For each line in the data below that holds "Bengt", return a copy.

Data records
━━━━

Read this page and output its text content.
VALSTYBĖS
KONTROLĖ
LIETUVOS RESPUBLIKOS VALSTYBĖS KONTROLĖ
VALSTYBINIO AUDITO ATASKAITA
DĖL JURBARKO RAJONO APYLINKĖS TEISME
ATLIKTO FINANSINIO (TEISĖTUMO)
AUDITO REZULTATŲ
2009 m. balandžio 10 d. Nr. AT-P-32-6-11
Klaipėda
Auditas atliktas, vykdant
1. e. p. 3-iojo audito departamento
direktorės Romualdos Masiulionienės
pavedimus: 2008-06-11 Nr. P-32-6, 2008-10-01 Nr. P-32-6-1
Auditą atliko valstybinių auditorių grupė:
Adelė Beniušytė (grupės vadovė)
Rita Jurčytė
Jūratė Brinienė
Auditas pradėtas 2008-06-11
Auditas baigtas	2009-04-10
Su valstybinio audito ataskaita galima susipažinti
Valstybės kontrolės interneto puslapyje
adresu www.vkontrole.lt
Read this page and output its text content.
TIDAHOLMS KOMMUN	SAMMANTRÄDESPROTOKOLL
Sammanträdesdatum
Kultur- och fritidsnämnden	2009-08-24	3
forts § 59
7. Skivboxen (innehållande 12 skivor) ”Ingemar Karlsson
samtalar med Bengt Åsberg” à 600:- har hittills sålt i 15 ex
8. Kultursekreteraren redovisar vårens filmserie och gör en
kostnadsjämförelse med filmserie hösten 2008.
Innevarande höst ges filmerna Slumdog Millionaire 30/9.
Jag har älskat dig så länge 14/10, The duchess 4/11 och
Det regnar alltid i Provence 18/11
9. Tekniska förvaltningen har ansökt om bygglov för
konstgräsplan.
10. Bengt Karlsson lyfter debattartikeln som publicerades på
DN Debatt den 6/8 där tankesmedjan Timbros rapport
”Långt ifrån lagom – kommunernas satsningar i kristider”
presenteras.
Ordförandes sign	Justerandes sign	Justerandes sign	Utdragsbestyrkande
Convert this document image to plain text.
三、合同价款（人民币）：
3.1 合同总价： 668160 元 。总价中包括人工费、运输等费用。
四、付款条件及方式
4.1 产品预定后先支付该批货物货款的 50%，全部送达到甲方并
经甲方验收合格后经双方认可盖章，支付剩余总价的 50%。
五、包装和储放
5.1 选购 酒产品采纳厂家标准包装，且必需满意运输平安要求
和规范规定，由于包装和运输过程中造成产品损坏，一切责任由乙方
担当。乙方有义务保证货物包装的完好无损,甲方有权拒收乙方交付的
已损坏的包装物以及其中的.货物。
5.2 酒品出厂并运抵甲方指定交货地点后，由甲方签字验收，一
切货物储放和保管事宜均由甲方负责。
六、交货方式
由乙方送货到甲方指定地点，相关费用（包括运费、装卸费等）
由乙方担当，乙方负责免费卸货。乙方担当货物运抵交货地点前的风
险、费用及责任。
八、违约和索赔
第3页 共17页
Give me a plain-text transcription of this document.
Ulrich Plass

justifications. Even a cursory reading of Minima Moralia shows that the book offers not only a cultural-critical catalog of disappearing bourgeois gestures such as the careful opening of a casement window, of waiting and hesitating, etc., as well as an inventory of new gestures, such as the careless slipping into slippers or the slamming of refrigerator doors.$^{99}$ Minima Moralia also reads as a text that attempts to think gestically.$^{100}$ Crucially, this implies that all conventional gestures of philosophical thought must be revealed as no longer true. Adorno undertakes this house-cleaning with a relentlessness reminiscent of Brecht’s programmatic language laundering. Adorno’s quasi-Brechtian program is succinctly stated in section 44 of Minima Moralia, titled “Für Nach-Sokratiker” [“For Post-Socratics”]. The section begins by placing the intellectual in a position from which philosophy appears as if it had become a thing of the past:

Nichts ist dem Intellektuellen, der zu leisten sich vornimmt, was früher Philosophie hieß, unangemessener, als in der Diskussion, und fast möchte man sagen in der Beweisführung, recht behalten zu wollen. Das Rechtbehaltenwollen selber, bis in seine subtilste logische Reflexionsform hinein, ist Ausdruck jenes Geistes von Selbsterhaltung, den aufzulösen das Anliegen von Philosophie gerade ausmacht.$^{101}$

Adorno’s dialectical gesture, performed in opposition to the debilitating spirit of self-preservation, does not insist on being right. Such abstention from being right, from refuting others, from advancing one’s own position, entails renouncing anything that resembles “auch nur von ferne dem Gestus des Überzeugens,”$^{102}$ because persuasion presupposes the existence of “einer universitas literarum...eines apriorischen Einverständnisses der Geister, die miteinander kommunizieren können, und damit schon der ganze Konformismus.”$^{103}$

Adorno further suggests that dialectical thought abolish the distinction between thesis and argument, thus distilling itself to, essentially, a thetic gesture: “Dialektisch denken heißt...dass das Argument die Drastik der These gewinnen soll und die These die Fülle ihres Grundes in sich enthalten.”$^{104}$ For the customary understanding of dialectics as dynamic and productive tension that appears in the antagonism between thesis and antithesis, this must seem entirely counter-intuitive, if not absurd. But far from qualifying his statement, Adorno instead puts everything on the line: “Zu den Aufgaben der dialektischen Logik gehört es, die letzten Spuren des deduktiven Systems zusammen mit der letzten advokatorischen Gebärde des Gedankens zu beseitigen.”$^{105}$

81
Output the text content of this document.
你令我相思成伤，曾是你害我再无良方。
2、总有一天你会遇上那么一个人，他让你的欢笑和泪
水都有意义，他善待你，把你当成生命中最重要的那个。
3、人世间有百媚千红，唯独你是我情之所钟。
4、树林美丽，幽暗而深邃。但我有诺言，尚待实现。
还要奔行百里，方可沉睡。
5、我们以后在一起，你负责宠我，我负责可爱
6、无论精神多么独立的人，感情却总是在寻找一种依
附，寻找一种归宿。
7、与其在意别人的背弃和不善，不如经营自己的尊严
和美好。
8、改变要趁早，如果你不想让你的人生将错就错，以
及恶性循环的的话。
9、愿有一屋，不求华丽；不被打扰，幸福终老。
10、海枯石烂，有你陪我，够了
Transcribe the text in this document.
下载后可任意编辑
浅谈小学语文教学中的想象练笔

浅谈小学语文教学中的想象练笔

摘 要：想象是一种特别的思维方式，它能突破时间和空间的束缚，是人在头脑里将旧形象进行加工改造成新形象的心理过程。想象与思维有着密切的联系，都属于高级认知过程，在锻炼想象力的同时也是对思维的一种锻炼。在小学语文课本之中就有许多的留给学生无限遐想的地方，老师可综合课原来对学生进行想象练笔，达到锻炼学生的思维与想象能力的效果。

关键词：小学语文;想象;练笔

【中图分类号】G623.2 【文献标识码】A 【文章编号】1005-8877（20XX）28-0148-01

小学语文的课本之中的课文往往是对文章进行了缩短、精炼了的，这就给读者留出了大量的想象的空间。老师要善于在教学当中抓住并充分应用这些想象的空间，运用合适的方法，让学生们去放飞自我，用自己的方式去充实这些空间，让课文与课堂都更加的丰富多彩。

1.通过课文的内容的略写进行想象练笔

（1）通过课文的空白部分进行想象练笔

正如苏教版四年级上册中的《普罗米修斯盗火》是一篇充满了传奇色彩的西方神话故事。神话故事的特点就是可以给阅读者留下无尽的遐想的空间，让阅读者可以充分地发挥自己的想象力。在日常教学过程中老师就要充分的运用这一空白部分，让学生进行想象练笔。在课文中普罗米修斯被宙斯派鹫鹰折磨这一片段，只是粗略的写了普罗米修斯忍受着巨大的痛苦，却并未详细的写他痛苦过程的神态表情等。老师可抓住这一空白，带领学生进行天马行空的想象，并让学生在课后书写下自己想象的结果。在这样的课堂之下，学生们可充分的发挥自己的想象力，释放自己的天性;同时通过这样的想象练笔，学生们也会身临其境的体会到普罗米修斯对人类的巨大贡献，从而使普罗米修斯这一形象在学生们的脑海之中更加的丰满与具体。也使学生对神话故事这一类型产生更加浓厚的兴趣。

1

━━━━

:: Completed task ::
samtalar med Bengt Åsberg” à 600:- har hittills sålt i 15 ex
10. Bengt Karlsson lyfter debattartikeln som publicerades på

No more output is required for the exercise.